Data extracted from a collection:
○ ○ ○ ○ ○
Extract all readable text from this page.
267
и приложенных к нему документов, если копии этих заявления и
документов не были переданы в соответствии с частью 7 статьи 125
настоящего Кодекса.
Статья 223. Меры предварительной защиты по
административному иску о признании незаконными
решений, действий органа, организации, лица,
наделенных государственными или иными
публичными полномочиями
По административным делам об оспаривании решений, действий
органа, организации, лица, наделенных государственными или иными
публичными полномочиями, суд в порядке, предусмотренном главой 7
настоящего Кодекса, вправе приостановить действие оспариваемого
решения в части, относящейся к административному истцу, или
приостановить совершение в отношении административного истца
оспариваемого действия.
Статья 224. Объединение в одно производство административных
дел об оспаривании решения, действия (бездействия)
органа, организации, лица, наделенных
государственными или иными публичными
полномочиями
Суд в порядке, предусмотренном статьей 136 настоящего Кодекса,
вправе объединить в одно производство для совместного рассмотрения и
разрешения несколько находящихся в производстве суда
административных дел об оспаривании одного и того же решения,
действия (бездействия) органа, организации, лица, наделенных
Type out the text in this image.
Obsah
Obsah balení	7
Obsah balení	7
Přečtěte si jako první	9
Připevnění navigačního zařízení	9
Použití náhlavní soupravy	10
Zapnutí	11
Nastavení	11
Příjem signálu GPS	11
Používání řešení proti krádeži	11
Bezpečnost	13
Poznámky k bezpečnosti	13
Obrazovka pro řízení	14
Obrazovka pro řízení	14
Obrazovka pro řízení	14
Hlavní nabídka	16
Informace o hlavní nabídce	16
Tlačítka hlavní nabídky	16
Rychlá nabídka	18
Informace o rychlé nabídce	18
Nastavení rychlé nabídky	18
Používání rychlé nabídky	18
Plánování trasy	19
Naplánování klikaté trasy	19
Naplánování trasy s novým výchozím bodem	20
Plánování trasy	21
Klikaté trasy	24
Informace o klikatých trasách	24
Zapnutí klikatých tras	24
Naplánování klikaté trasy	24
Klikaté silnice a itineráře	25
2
○ ○ ○ ○ ○
Task statement
Reproduce every line from the entries that holds the word "лица".

Result
решений, действий органа, организации, лица,
органа, организации, лица, наделенных государственными или иными
органа, организации, лица, наделенных
действия (бездействия) органа, организации, лица, наделенных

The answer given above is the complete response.